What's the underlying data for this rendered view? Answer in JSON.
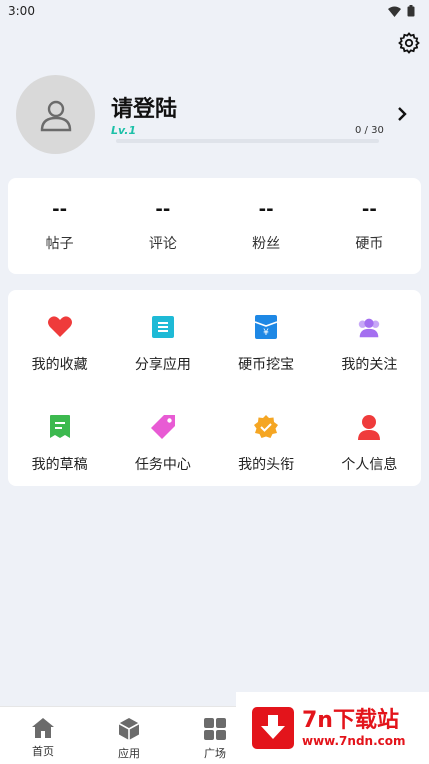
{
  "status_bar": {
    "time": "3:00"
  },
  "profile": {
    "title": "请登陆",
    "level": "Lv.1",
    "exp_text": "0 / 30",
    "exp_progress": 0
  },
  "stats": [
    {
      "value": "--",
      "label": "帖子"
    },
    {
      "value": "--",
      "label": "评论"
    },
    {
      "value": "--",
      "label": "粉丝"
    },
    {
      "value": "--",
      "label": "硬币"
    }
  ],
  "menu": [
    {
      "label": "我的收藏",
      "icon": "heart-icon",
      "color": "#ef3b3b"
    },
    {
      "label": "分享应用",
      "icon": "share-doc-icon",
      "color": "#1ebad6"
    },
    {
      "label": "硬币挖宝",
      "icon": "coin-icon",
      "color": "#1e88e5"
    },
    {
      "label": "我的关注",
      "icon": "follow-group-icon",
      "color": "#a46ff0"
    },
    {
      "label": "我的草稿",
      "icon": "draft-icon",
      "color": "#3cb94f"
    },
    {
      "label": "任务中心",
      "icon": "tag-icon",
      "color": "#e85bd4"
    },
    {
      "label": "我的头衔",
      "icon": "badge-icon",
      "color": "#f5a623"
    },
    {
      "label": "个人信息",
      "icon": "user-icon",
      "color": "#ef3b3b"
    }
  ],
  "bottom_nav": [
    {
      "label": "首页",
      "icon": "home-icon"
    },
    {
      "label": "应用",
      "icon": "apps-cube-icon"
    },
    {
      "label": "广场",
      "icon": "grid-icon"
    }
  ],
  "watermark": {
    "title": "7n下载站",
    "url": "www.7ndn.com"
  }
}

·····

◆ WHAT TO PRODUCE
Every line that holds the word "color" counts once; state the total number of such lines and nothing else.

◆ PROBLEM SOLUTION
8